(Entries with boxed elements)
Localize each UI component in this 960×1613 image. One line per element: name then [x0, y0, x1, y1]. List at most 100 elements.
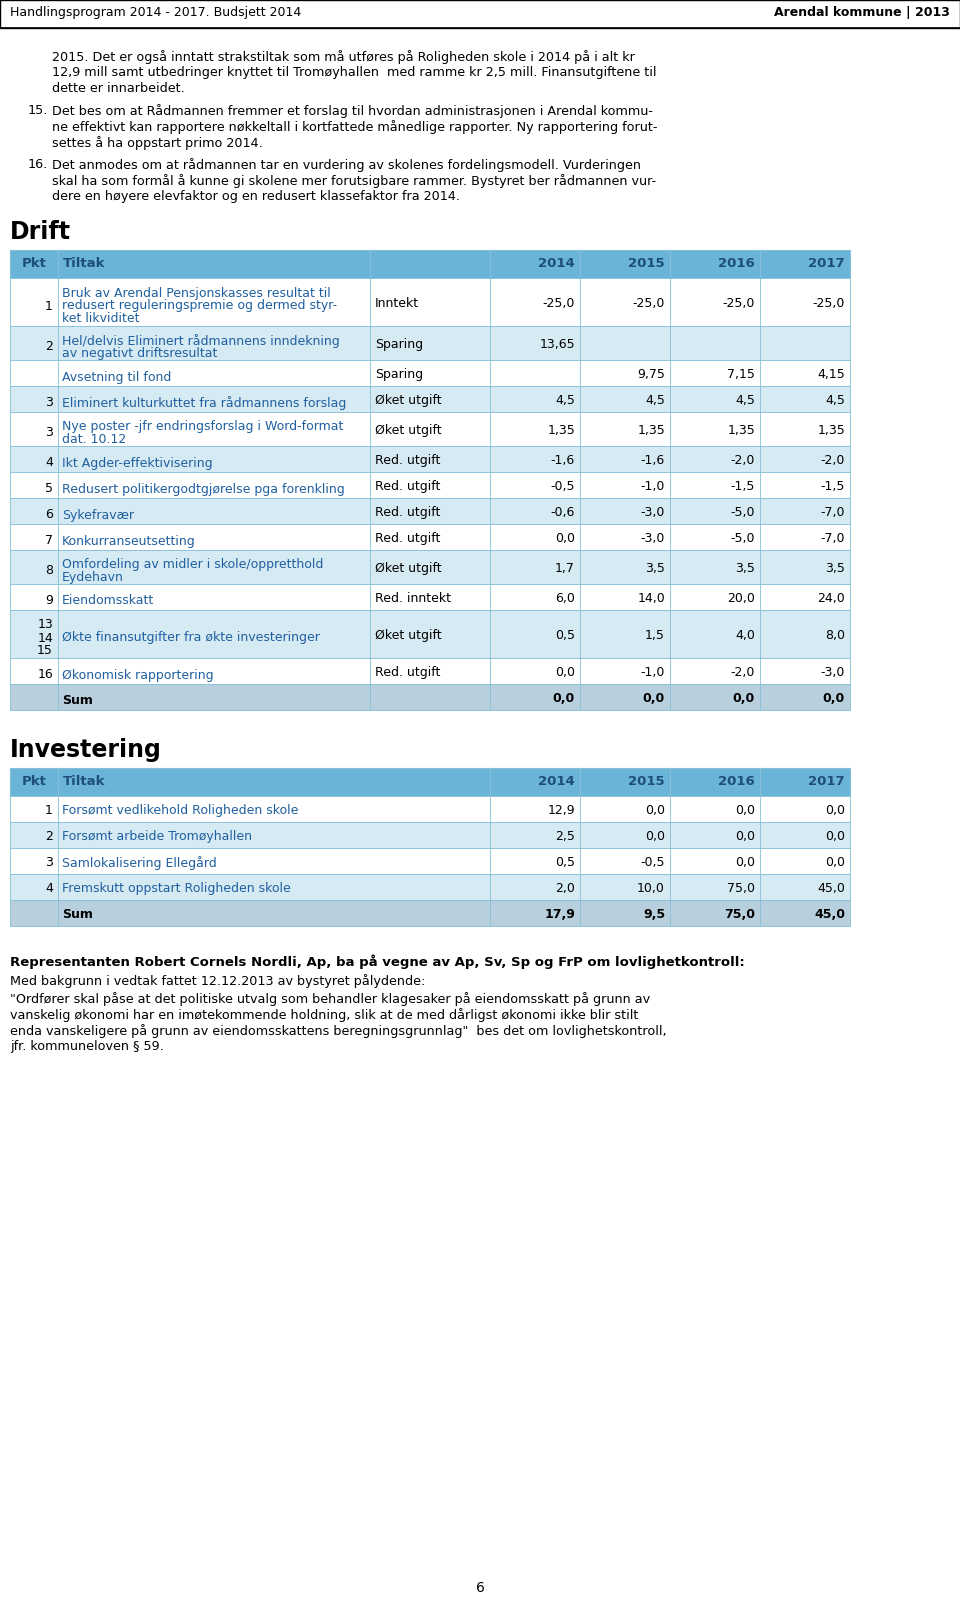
Text: 1,35: 1,35	[817, 424, 845, 437]
Text: 5: 5	[45, 482, 53, 495]
Text: 15.: 15.	[28, 103, 48, 118]
Text: 2015: 2015	[629, 774, 665, 789]
Text: settes å ha oppstart primo 2014.: settes å ha oppstart primo 2014.	[52, 135, 263, 150]
Text: 0,0: 0,0	[643, 692, 665, 705]
Text: 9,5: 9,5	[643, 908, 665, 921]
Text: 4,5: 4,5	[555, 394, 575, 406]
Text: 0,0: 0,0	[645, 803, 665, 818]
Text: 16.: 16.	[28, 158, 48, 171]
Bar	[10, 900, 850, 926]
Text: 4: 4	[45, 456, 53, 469]
Bar	[10, 250, 850, 277]
Text: -0,6: -0,6	[551, 506, 575, 519]
Text: Økte finansutgifter fra økte investeringer: Økte finansutgifter fra økte investering…	[62, 632, 320, 645]
Text: 4,5: 4,5	[645, 394, 665, 406]
Text: Eliminert kulturkuttet fra rådmannens forslag: Eliminert kulturkuttet fra rådmannens fo…	[62, 397, 347, 410]
Text: 8,0: 8,0	[825, 629, 845, 642]
Text: ket likviditet: ket likviditet	[62, 313, 139, 326]
Text: 14,0: 14,0	[637, 592, 665, 605]
Text: Fremskutt oppstart Roligheden skole: Fremskutt oppstart Roligheden skole	[62, 882, 291, 895]
Text: Bruk av Arendal Pensjonskasses resultat til: Bruk av Arendal Pensjonskasses resultat …	[62, 287, 331, 300]
Bar	[10, 584, 850, 610]
Text: -5,0: -5,0	[731, 532, 755, 545]
Text: 0,0: 0,0	[735, 803, 755, 818]
Text: 24,0: 24,0	[817, 592, 845, 605]
Text: 9: 9	[45, 595, 53, 608]
Text: Det bes om at Rådmannen fremmer et forslag til hvordan administrasjonen i Arenda: Det bes om at Rådmannen fremmer et forsl…	[52, 103, 653, 118]
Bar	[10, 498, 850, 524]
Text: 0,0: 0,0	[825, 857, 845, 869]
Text: 6,0: 6,0	[555, 592, 575, 605]
Text: -2,0: -2,0	[821, 453, 845, 468]
Text: -1,6: -1,6	[640, 453, 665, 468]
Bar	[10, 524, 850, 550]
Text: dette er innarbeidet.: dette er innarbeidet.	[52, 82, 184, 95]
Text: 2,5: 2,5	[555, 831, 575, 844]
Text: 2014: 2014	[539, 774, 575, 789]
Text: Red. utgift: Red. utgift	[375, 481, 441, 494]
Text: 2: 2	[45, 340, 53, 353]
Text: 0,0: 0,0	[735, 831, 755, 844]
Text: Investering: Investering	[10, 739, 162, 761]
Text: 45,0: 45,0	[817, 882, 845, 895]
Bar	[10, 684, 850, 710]
Text: 2017: 2017	[808, 774, 845, 789]
Text: 13: 13	[37, 618, 53, 632]
Text: Arendal kommune | 2013: Arendal kommune | 2013	[774, 6, 950, 19]
Text: Pkt: Pkt	[21, 256, 46, 269]
Text: Ikt Agder-effektivisering: Ikt Agder-effektivisering	[62, 456, 212, 469]
Text: Inntekt: Inntekt	[375, 297, 420, 310]
Text: Med bakgrunn i vedtak fattet 12.12.2013 av bystyret pålydende:: Med bakgrunn i vedtak fattet 12.12.2013 …	[10, 974, 425, 989]
Bar	[10, 386, 850, 411]
Text: 3,5: 3,5	[645, 561, 665, 574]
Text: Sparing: Sparing	[375, 339, 423, 352]
Text: -0,5: -0,5	[640, 857, 665, 869]
Text: jfr. kommuneloven § 59.: jfr. kommuneloven § 59.	[10, 1040, 164, 1053]
Bar	[10, 795, 850, 823]
Text: 75,0: 75,0	[724, 908, 755, 921]
Bar	[10, 447, 850, 473]
Text: 7: 7	[45, 534, 53, 547]
Bar	[10, 848, 850, 874]
Bar	[10, 768, 850, 795]
Text: dere en høyere elevfaktor og en redusert klassefaktor fra 2014.: dere en høyere elevfaktor og en redusert…	[52, 190, 460, 203]
Text: 1,35: 1,35	[728, 424, 755, 437]
Text: Konkurranseutsetting: Konkurranseutsetting	[62, 534, 196, 547]
Text: 2,0: 2,0	[555, 882, 575, 895]
Text: Redusert politikergodtgjørelse pga forenkling: Redusert politikergodtgjørelse pga foren…	[62, 482, 345, 495]
Text: Avsetning til fond: Avsetning til fond	[62, 371, 172, 384]
Text: 10,0: 10,0	[637, 882, 665, 895]
Bar	[10, 550, 850, 584]
Text: 1: 1	[45, 803, 53, 818]
Text: 13,65: 13,65	[540, 339, 575, 352]
Text: 20,0: 20,0	[727, 592, 755, 605]
Text: Hel/delvis Eliminert rådmannens inndekning: Hel/delvis Eliminert rådmannens inndekni…	[62, 334, 340, 348]
Text: redusert reguleringspremie og dermed styr-: redusert reguleringspremie og dermed sty…	[62, 300, 337, 313]
Text: 12,9 mill samt utbedringer knyttet til Tromøyhallen  med ramme kr 2,5 mill. Fina: 12,9 mill samt utbedringer knyttet til T…	[52, 66, 657, 79]
Text: Red. utgift: Red. utgift	[375, 666, 441, 679]
Text: Handlingsprogram 2014 - 2017. Budsjett 2014: Handlingsprogram 2014 - 2017. Budsjett 2…	[10, 6, 301, 19]
Text: 4,5: 4,5	[826, 394, 845, 406]
Text: Samlokalisering Ellegård: Samlokalisering Ellegård	[62, 857, 217, 869]
Text: 6: 6	[45, 508, 53, 521]
Text: Økonomisk rapportering: Økonomisk rapportering	[62, 668, 214, 682]
Text: -7,0: -7,0	[821, 532, 845, 545]
Text: 4: 4	[45, 882, 53, 895]
Text: -0,5: -0,5	[550, 481, 575, 494]
Text: Sparing: Sparing	[375, 368, 423, 381]
Text: av negativt driftsresultat: av negativt driftsresultat	[62, 347, 217, 360]
Text: Øket utgift: Øket utgift	[375, 629, 442, 642]
Text: Tiltak: Tiltak	[63, 256, 106, 269]
Bar	[0, 0, 960, 27]
Text: 2016: 2016	[718, 256, 755, 269]
Text: Red. inntekt: Red. inntekt	[375, 592, 451, 605]
Text: 1: 1	[45, 300, 53, 313]
Text: 2016: 2016	[718, 774, 755, 789]
Text: 1,5: 1,5	[645, 629, 665, 642]
Text: 12,9: 12,9	[547, 803, 575, 818]
Text: Red. utgift: Red. utgift	[375, 453, 441, 468]
Bar	[10, 326, 850, 360]
Text: 7,15: 7,15	[727, 368, 755, 381]
Text: Det anmodes om at rådmannen tar en vurdering av skolenes fordelingsmodell. Vurde: Det anmodes om at rådmannen tar en vurde…	[52, 158, 641, 173]
Text: 6: 6	[475, 1581, 485, 1595]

◆ **AIM OF THE TASK**
Reproduce every line of the entries above without any change, leaving out the pictures.

◆ **COMPLETE OUTPUT**
Localize each UI component in this 960×1613 image. One line per element: name then [x0, y0, x1, y1]. List at most 100 elements.
Text: 1,35: 1,35	[817, 424, 845, 437]
Text: 5: 5	[45, 482, 53, 495]
Text: 15.: 15.	[28, 103, 48, 118]
Text: 2015: 2015	[629, 774, 665, 789]
Text: settes å ha oppstart primo 2014.: settes å ha oppstart primo 2014.	[52, 135, 263, 150]
Text: 0,0: 0,0	[643, 692, 665, 705]
Text: 9,5: 9,5	[643, 908, 665, 921]
Text: 4,5: 4,5	[555, 394, 575, 406]
Text: 0,0: 0,0	[645, 803, 665, 818]
Text: 16.: 16.	[28, 158, 48, 171]
Bar	[10, 900, 850, 926]
Text: 4: 4	[45, 456, 53, 469]
Bar	[10, 250, 850, 277]
Text: -0,6: -0,6	[551, 506, 575, 519]
Text: Økte finansutgifter fra økte investeringer: Økte finansutgifter fra økte investering…	[62, 632, 320, 645]
Text: 4,5: 4,5	[645, 394, 665, 406]
Text: Eliminert kulturkuttet fra rådmannens forslag: Eliminert kulturkuttet fra rådmannens fo…	[62, 397, 347, 410]
Text: 8,0: 8,0	[825, 629, 845, 642]
Text: ket likviditet: ket likviditet	[62, 313, 139, 326]
Text: 14,0: 14,0	[637, 592, 665, 605]
Text: Fremskutt oppstart Roligheden skole: Fremskutt oppstart Roligheden skole	[62, 882, 291, 895]
Text: Bruk av Arendal Pensjonskasses resultat til: Bruk av Arendal Pensjonskasses resultat …	[62, 287, 331, 300]
Bar	[10, 584, 850, 610]
Text: -5,0: -5,0	[731, 532, 755, 545]
Text: 0,0: 0,0	[735, 803, 755, 818]
Text: 24,0: 24,0	[817, 592, 845, 605]
Text: 9: 9	[45, 595, 53, 608]
Text: Det bes om at Rådmannen fremmer et forslag til hvordan administrasjonen i Arenda: Det bes om at Rådmannen fremmer et forsl…	[52, 103, 653, 118]
Bar	[10, 498, 850, 524]
Text: 0,0: 0,0	[825, 857, 845, 869]
Text: 6,0: 6,0	[555, 592, 575, 605]
Text: -2,0: -2,0	[821, 453, 845, 468]
Text: -1,6: -1,6	[640, 453, 665, 468]
Bar	[10, 524, 850, 550]
Text: dette er innarbeidet.: dette er innarbeidet.	[52, 82, 184, 95]
Text: 2,5: 2,5	[555, 831, 575, 844]
Text: 2014: 2014	[539, 774, 575, 789]
Text: Red. utgift: Red. utgift	[375, 481, 441, 494]
Text: 2: 2	[45, 340, 53, 353]
Text: 0,0: 0,0	[735, 831, 755, 844]
Text: Investering: Investering	[10, 739, 162, 761]
Text: 45,0: 45,0	[817, 882, 845, 895]
Bar	[10, 684, 850, 710]
Text: 2017: 2017	[808, 774, 845, 789]
Text: 13: 13	[37, 618, 53, 632]
Text: Arendal kommune | 2013: Arendal kommune | 2013	[774, 6, 950, 19]
Text: Pkt: Pkt	[21, 256, 46, 269]
Text: Ikt Agder-effektivisering: Ikt Agder-effektivisering	[62, 456, 212, 469]
Text: Inntekt: Inntekt	[375, 297, 420, 310]
Text: Med bakgrunn i vedtak fattet 12.12.2013 av bystyret pålydende:: Med bakgrunn i vedtak fattet 12.12.2013 …	[10, 974, 425, 989]
Bar	[10, 386, 850, 411]
Text: 3,5: 3,5	[645, 561, 665, 574]
Text: Sparing: Sparing	[375, 339, 423, 352]
Text: -0,5: -0,5	[640, 857, 665, 869]
Text: jfr. kommuneloven § 59.: jfr. kommuneloven § 59.	[10, 1040, 164, 1053]
Bar	[10, 795, 850, 823]
Text: 75,0: 75,0	[724, 908, 755, 921]
Bar	[10, 447, 850, 473]
Text: 7: 7	[45, 534, 53, 547]
Bar	[10, 848, 850, 874]
Bar	[10, 768, 850, 795]
Text: dere en høyere elevfaktor og en redusert klassefaktor fra 2014.: dere en høyere elevfaktor og en redusert…	[52, 190, 460, 203]
Text: 1,35: 1,35	[728, 424, 755, 437]
Text: Konkurranseutsetting: Konkurranseutsetting	[62, 534, 196, 547]
Text: 2,0: 2,0	[555, 882, 575, 895]
Text: Redusert politikergodtgjørelse pga forenkling: Redusert politikergodtgjørelse pga foren…	[62, 482, 345, 495]
Text: Avsetning til fond: Avsetning til fond	[62, 371, 172, 384]
Text: 10,0: 10,0	[637, 882, 665, 895]
Bar	[10, 550, 850, 584]
Text: 1: 1	[45, 803, 53, 818]
Text: 13,65: 13,65	[540, 339, 575, 352]
Text: 20,0: 20,0	[727, 592, 755, 605]
Text: Hel/delvis Eliminert rådmannens inndekning: Hel/delvis Eliminert rådmannens inndekni…	[62, 334, 340, 348]
Text: redusert reguleringspremie og dermed styr-: redusert reguleringspremie og dermed sty…	[62, 300, 337, 313]
Text: 12,9 mill samt utbedringer knyttet til Tromøyhallen  med ramme kr 2,5 mill. Fina: 12,9 mill samt utbedringer knyttet til T…	[52, 66, 657, 79]
Text: Red. utgift: Red. utgift	[375, 666, 441, 679]
Text: Handlingsprogram 2014 - 2017. Budsjett 2014: Handlingsprogram 2014 - 2017. Budsjett 2…	[10, 6, 301, 19]
Text: 4,5: 4,5	[826, 394, 845, 406]
Text: Samlokalisering Ellegård: Samlokalisering Ellegård	[62, 857, 217, 869]
Text: 6: 6	[45, 508, 53, 521]
Text: Økonomisk rapportering: Økonomisk rapportering	[62, 668, 214, 682]
Text: -7,0: -7,0	[821, 532, 845, 545]
Text: 4: 4	[45, 882, 53, 895]
Text: -0,5: -0,5	[550, 481, 575, 494]
Text: Sparing: Sparing	[375, 368, 423, 381]
Text: av negativt driftsresultat: av negativt driftsresultat	[62, 347, 217, 360]
Text: Øket utgift: Øket utgift	[375, 629, 442, 642]
Text: Tiltak: Tiltak	[63, 256, 106, 269]
Bar	[0, 0, 960, 27]
Text: 2016: 2016	[718, 256, 755, 269]
Text: Red. inntekt: Red. inntekt	[375, 592, 451, 605]
Text: 1: 1	[45, 300, 53, 313]
Text: 2016: 2016	[718, 774, 755, 789]
Text: 1,5: 1,5	[645, 629, 665, 642]
Text: 12,9: 12,9	[547, 803, 575, 818]
Text: Red. utgift: Red. utgift	[375, 453, 441, 468]
Bar	[10, 326, 850, 360]
Text: 7,15: 7,15	[727, 368, 755, 381]
Text: Det anmodes om at rådmannen tar en vurdering av skolenes fordelingsmodell. Vurde: Det anmodes om at rådmannen tar en vurde…	[52, 158, 641, 173]
Text: 6: 6	[475, 1581, 485, 1595]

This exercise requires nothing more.